## INSTRUCTION:
Filter the entries and keep only the lines where the string "grid" appears.

## TASK INPUT:
════════

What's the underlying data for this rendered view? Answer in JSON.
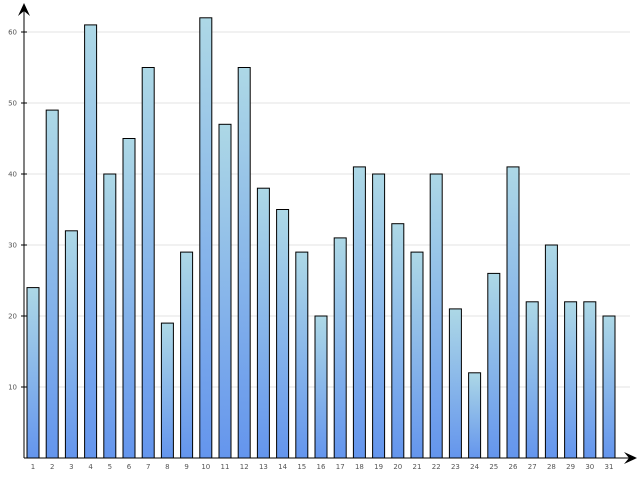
{
  "chart_data": {
    "type": "bar",
    "title": "",
    "xlabel": "",
    "ylabel": "",
    "categories": [
      "1",
      "2",
      "3",
      "4",
      "5",
      "6",
      "7",
      "8",
      "9",
      "10",
      "11",
      "12",
      "13",
      "14",
      "15",
      "16",
      "17",
      "18",
      "19",
      "20",
      "21",
      "22",
      "23",
      "24",
      "25",
      "26",
      "27",
      "28",
      "29",
      "30",
      "31"
    ],
    "values": [
      24,
      49,
      32,
      61,
      40,
      45,
      55,
      19,
      29,
      62,
      47,
      55,
      38,
      35,
      29,
      20,
      31,
      41,
      40,
      33,
      29,
      40,
      21,
      12,
      26,
      41,
      22,
      30,
      22,
      22,
      20
    ],
    "ylim": [
      0,
      64.7
    ],
    "yticks": [
      "10",
      "20",
      "30",
      "40",
      "50",
      "60"
    ],
    "grid": true,
    "legend": "none",
    "colors": {
      "bar_top": "#ADD8E6",
      "bar_bottom": "#6495ED",
      "bar_stroke": "#000000",
      "grid": "#E3E3E3",
      "axis": "#000000",
      "tick_text": "#555555"
    }
  }
}
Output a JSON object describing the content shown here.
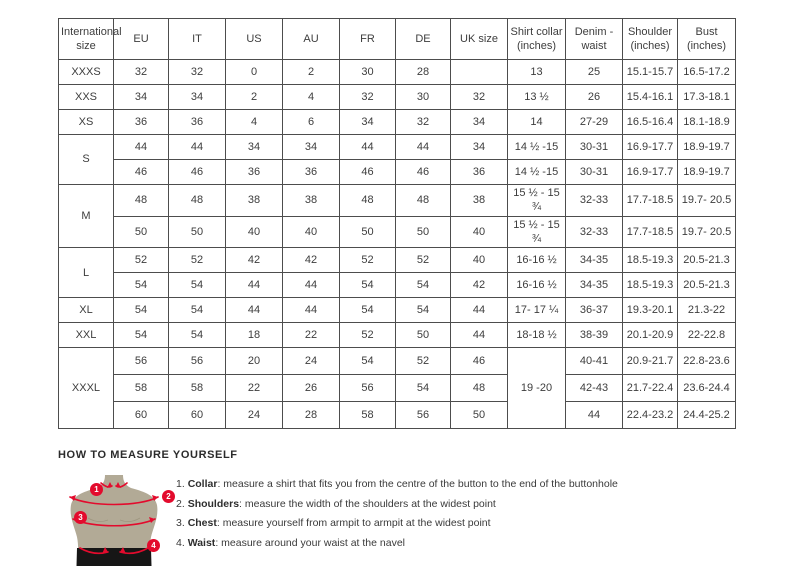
{
  "colors": {
    "accent-red": "#e30b2d",
    "figure-tan": "#b2aa96",
    "shorts-black": "#161616",
    "border-col": "#4d4d4d",
    "text-col": "#3d3d3d"
  },
  "table": {
    "headers": [
      "International size",
      "EU",
      "IT",
      "US",
      "AU",
      "FR",
      "DE",
      "UK size",
      "Shirt collar (inches)",
      "Denim - waist",
      "Shoulder (inches)",
      "Bust (inches)"
    ],
    "groups": [
      {
        "size": "XXXS",
        "rows": [
          [
            "32",
            "32",
            "0",
            "2",
            "30",
            "28",
            "",
            "13",
            "25",
            "15.1-15.7",
            "16.5-17.2"
          ]
        ]
      },
      {
        "size": "XXS",
        "rows": [
          [
            "34",
            "34",
            "2",
            "4",
            "32",
            "30",
            "32",
            "13 ½",
            "26",
            "15.4-16.1",
            "17.3-18.1"
          ]
        ]
      },
      {
        "size": "XS",
        "rows": [
          [
            "36",
            "36",
            "4",
            "6",
            "34",
            "32",
            "34",
            "14",
            "27-29",
            "16.5-16.4",
            "18.1-18.9"
          ]
        ]
      },
      {
        "size": "S",
        "rows": [
          [
            "44",
            "44",
            "34",
            "34",
            "44",
            "44",
            "34",
            "14 ½ -15",
            "30-31",
            "16.9-17.7",
            "18.9-19.7"
          ],
          [
            "46",
            "46",
            "36",
            "36",
            "46",
            "46",
            "36",
            "14 ½ -15",
            "30-31",
            "16.9-17.7",
            "18.9-19.7"
          ]
        ]
      },
      {
        "size": "M",
        "rows": [
          [
            "48",
            "48",
            "38",
            "38",
            "48",
            "48",
            "38",
            "15 ½ - 15 ¾",
            "32-33",
            "17.7-18.5",
            "19.7- 20.5"
          ],
          [
            "50",
            "50",
            "40",
            "40",
            "50",
            "50",
            "40",
            "15 ½ - 15 ¾",
            "32-33",
            "17.7-18.5",
            "19.7- 20.5"
          ]
        ]
      },
      {
        "size": "L",
        "rows": [
          [
            "52",
            "52",
            "42",
            "42",
            "52",
            "52",
            "40",
            "16-16 ½",
            "34-35",
            "18.5-19.3",
            "20.5-21.3"
          ],
          [
            "54",
            "54",
            "44",
            "44",
            "54",
            "54",
            "42",
            "16-16 ½",
            "34-35",
            "18.5-19.3",
            "20.5-21.3"
          ]
        ]
      },
      {
        "size": "XL",
        "rows": [
          [
            "54",
            "54",
            "44",
            "44",
            "54",
            "54",
            "44",
            "17- 17 ¼",
            "36-37",
            "19.3-20.1",
            "21.3-22"
          ]
        ]
      },
      {
        "size": "XXL",
        "rows": [
          [
            "54",
            "54",
            "18",
            "22",
            "52",
            "50",
            "44",
            "18-18 ½",
            "38-39",
            "20.1-20.9",
            "22-22.8"
          ]
        ]
      },
      {
        "size": "XXXL",
        "collar": "19 -20",
        "rows": [
          [
            "56",
            "56",
            "20",
            "24",
            "54",
            "52",
            "46",
            "40-41",
            "20.9-21.7",
            "22.8-23.6"
          ],
          [
            "58",
            "58",
            "22",
            "26",
            "56",
            "54",
            "48",
            "42-43",
            "21.7-22.4",
            "23.6-24.4"
          ],
          [
            "60",
            "60",
            "24",
            "28",
            "58",
            "56",
            "50",
            "44",
            "22.4-23.2",
            "24.4-25.2"
          ]
        ]
      }
    ]
  },
  "measure": {
    "heading": "HOW TO MEASURE YOURSELF",
    "badges": [
      "1",
      "2",
      "3",
      "4"
    ],
    "steps": [
      {
        "num": "1",
        "label": "Collar",
        "text": ": measure a shirt that fits you from the centre of the button to the end of the buttonhole"
      },
      {
        "num": "2",
        "label": "Shoulders",
        "text": ": measure the width of the shoulders at the widest point"
      },
      {
        "num": "3",
        "label": "Chest",
        "text": ": measure yourself from armpit to armpit at the widest point"
      },
      {
        "num": "4",
        "label": "Waist",
        "text": ": measure around your waist at the navel"
      }
    ]
  }
}
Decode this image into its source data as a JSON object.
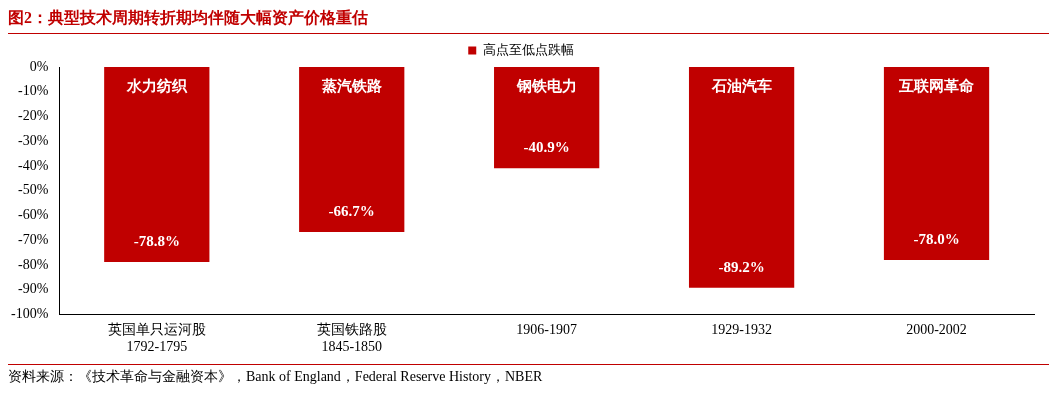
{
  "chart_data": {
    "type": "bar",
    "title": "图2：典型技术周期转折期均伴随大幅资产价格重估",
    "categories": [
      "英国单只运河股\n1792-1795",
      "英国铁路股\n1845-1850",
      "1906-1907",
      "1929-1932",
      "2000-2002"
    ],
    "series": [
      {
        "name": "高点至低点跌幅",
        "color": "#c00000",
        "values": [
          -78.8,
          -66.7,
          -40.9,
          -89.2,
          -78.0
        ],
        "value_labels": [
          "-78.8%",
          "-66.7%",
          "-40.9%",
          "-89.2%",
          "-78.0%"
        ]
      }
    ],
    "ylim": [
      -100,
      0
    ],
    "yticks": [
      {
        "value": 0,
        "label": "0%"
      },
      {
        "value": -10,
        "label": "-10%"
      },
      {
        "value": -20,
        "label": "-20%"
      },
      {
        "value": -30,
        "label": "-30%"
      },
      {
        "value": -40,
        "label": "-40%"
      },
      {
        "value": -50,
        "label": "-50%"
      },
      {
        "value": -60,
        "label": "-60%"
      },
      {
        "value": -70,
        "label": "-70%"
      },
      {
        "value": -80,
        "label": "-80%"
      },
      {
        "value": -90,
        "label": "-90%"
      },
      {
        "value": -100,
        "label": "-100%"
      }
    ],
    "grid": false,
    "legend": "top",
    "annotations": [
      "水力纺织",
      "蒸汽铁路",
      "钢铁电力",
      "石油汽车",
      "互联网革命",
      "资料来源：《技术革命与金融资本》，Bank of England，Federal Reserve History，NBER"
    ]
  }
}
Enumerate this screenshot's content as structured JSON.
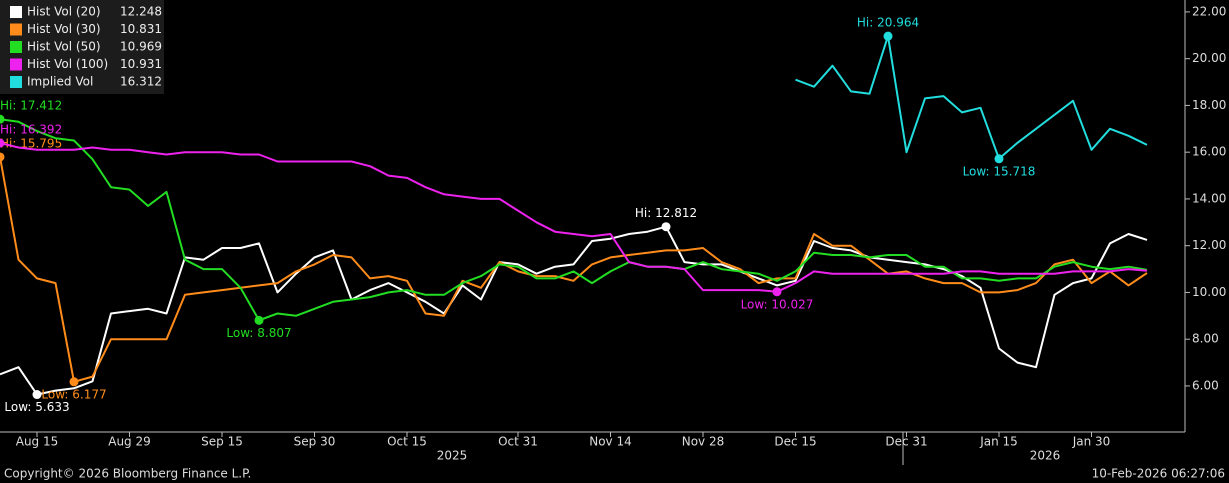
{
  "chart_data": {
    "type": "line",
    "categories": [
      null,
      null,
      "Aug 15",
      null,
      null,
      null,
      null,
      "Aug 29",
      null,
      null,
      null,
      null,
      "Sep 15",
      null,
      null,
      null,
      null,
      "Sep 30",
      null,
      null,
      null,
      null,
      "Oct 15",
      null,
      null,
      null,
      null,
      null,
      "Oct 31",
      null,
      null,
      null,
      null,
      "Nov 14",
      null,
      null,
      null,
      null,
      "Nov 28",
      null,
      null,
      null,
      null,
      "Dec 15",
      null,
      null,
      null,
      null,
      null,
      "Dec 31",
      null,
      null,
      null,
      null,
      "Jan 15",
      null,
      null,
      null,
      null,
      "Jan 30",
      null,
      null,
      null
    ],
    "x_groups": [
      "2025",
      "2026"
    ],
    "ylim": [
      4.03,
      22.51
    ],
    "yticks": [
      {
        "value": 6,
        "label": "6.00"
      },
      {
        "value": 8,
        "label": "8.00"
      },
      {
        "value": 10,
        "label": "10.00"
      },
      {
        "value": 12,
        "label": "12.00"
      },
      {
        "value": 14,
        "label": "14.00"
      },
      {
        "value": 16,
        "label": "16.00"
      },
      {
        "value": 18,
        "label": "18.00"
      },
      {
        "value": 20,
        "label": "20.00"
      },
      {
        "value": 22,
        "label": "22.00"
      }
    ],
    "grid": false,
    "series": [
      {
        "name": "Hist Vol (20)",
        "color": "#ffffff",
        "last": 12.248,
        "high_label": "Hi: 12.812",
        "low_label": "Low: 5.633",
        "values": [
          6.5,
          6.8,
          5.633,
          5.8,
          5.9,
          6.2,
          9.1,
          9.2,
          9.3,
          9.1,
          11.5,
          11.4,
          11.9,
          11.9,
          12.1,
          10.0,
          10.8,
          11.5,
          11.8,
          9.7,
          10.1,
          10.4,
          10.0,
          9.6,
          9.1,
          10.3,
          9.7,
          11.3,
          11.2,
          10.8,
          11.1,
          11.2,
          12.2,
          12.3,
          12.5,
          12.6,
          12.812,
          11.3,
          11.2,
          11.2,
          10.9,
          10.6,
          10.3,
          10.5,
          12.2,
          11.9,
          11.8,
          11.5,
          11.4,
          11.3,
          11.2,
          11.0,
          10.7,
          10.2,
          7.6,
          7.0,
          6.8,
          9.9,
          10.4,
          10.6,
          12.1,
          12.5,
          12.248
        ]
      },
      {
        "name": "Hist Vol (30)",
        "color": "#ff8c1a",
        "last": 10.831,
        "high_label": "Hi: 15.795",
        "low_label": "Low: 6.177",
        "values": [
          15.795,
          11.4,
          10.6,
          10.4,
          6.177,
          6.4,
          8.0,
          8.0,
          8.0,
          8.0,
          9.9,
          10.0,
          10.1,
          10.2,
          10.3,
          10.4,
          10.9,
          11.2,
          11.6,
          11.5,
          10.6,
          10.7,
          10.5,
          9.1,
          9.0,
          10.5,
          10.2,
          11.3,
          10.9,
          10.7,
          10.7,
          10.5,
          11.2,
          11.5,
          11.6,
          11.7,
          11.8,
          11.8,
          11.9,
          11.3,
          11.0,
          10.4,
          10.6,
          10.6,
          12.5,
          12.0,
          12.0,
          11.4,
          10.8,
          10.9,
          10.6,
          10.4,
          10.4,
          10.0,
          10.0,
          10.1,
          10.4,
          11.2,
          11.4,
          10.4,
          10.9,
          10.3,
          10.831
        ]
      },
      {
        "name": "Hist Vol (50)",
        "color": "#22dd22",
        "last": 10.969,
        "high_label": "Hi: 17.412",
        "low_label": "Low: 8.807",
        "values": [
          17.412,
          17.3,
          16.9,
          16.6,
          16.5,
          15.7,
          14.5,
          14.4,
          13.7,
          14.3,
          11.4,
          11.0,
          11.0,
          10.2,
          8.807,
          9.1,
          9.0,
          9.3,
          9.6,
          9.7,
          9.8,
          10.0,
          10.1,
          9.9,
          9.9,
          10.4,
          10.7,
          11.2,
          11.1,
          10.6,
          10.6,
          10.9,
          10.4,
          10.9,
          11.3,
          11.1,
          11.1,
          11.0,
          11.3,
          11.0,
          10.9,
          10.8,
          10.5,
          10.9,
          11.7,
          11.6,
          11.6,
          11.5,
          11.6,
          11.6,
          11.1,
          11.1,
          10.6,
          10.6,
          10.5,
          10.6,
          10.6,
          11.1,
          11.3,
          11.1,
          11.0,
          11.1,
          10.969
        ]
      },
      {
        "name": "Hist Vol (100)",
        "color": "#ee22ee",
        "last": 10.931,
        "high_label": "Hi: 16.392",
        "low_label": "Low: 10.027",
        "values": [
          16.392,
          16.2,
          16.1,
          16.1,
          16.1,
          16.2,
          16.1,
          16.1,
          16.0,
          15.9,
          16.0,
          16.0,
          16.0,
          15.9,
          15.9,
          15.6,
          15.6,
          15.6,
          15.6,
          15.6,
          15.4,
          15.0,
          14.9,
          14.5,
          14.2,
          14.1,
          14.0,
          14.0,
          13.5,
          13.0,
          12.6,
          12.5,
          12.4,
          12.5,
          11.3,
          11.1,
          11.1,
          11.0,
          10.1,
          10.1,
          10.1,
          10.1,
          10.027,
          10.4,
          10.9,
          10.8,
          10.8,
          10.8,
          10.8,
          10.8,
          10.8,
          10.8,
          10.9,
          10.9,
          10.8,
          10.8,
          10.8,
          10.8,
          10.9,
          10.9,
          10.9,
          11.0,
          10.931
        ]
      },
      {
        "name": "Implied Vol",
        "color": "#22dddd",
        "last": 16.312,
        "high_label": "Hi: 20.964",
        "low_label": "Low: 15.718",
        "values": [
          null,
          null,
          null,
          null,
          null,
          null,
          null,
          null,
          null,
          null,
          null,
          null,
          null,
          null,
          null,
          null,
          null,
          null,
          null,
          null,
          null,
          null,
          null,
          null,
          null,
          null,
          null,
          null,
          null,
          null,
          null,
          null,
          null,
          null,
          null,
          null,
          null,
          null,
          null,
          null,
          null,
          null,
          null,
          19.1,
          18.8,
          19.7,
          18.6,
          18.5,
          20.964,
          16.0,
          18.3,
          18.4,
          17.7,
          17.9,
          15.718,
          16.4,
          17.0,
          17.6,
          18.2,
          16.1,
          17.0,
          16.7,
          16.312
        ]
      }
    ]
  },
  "footer": {
    "copyright": "Copyright© 2026 Bloomberg Finance L.P.",
    "timestamp": "10-Feb-2026 06:27:06"
  }
}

════════

## TASK RESULT:
    "grid": true,
      "grid": "#E3E3E3",
    "grid": false,
    "grid": false,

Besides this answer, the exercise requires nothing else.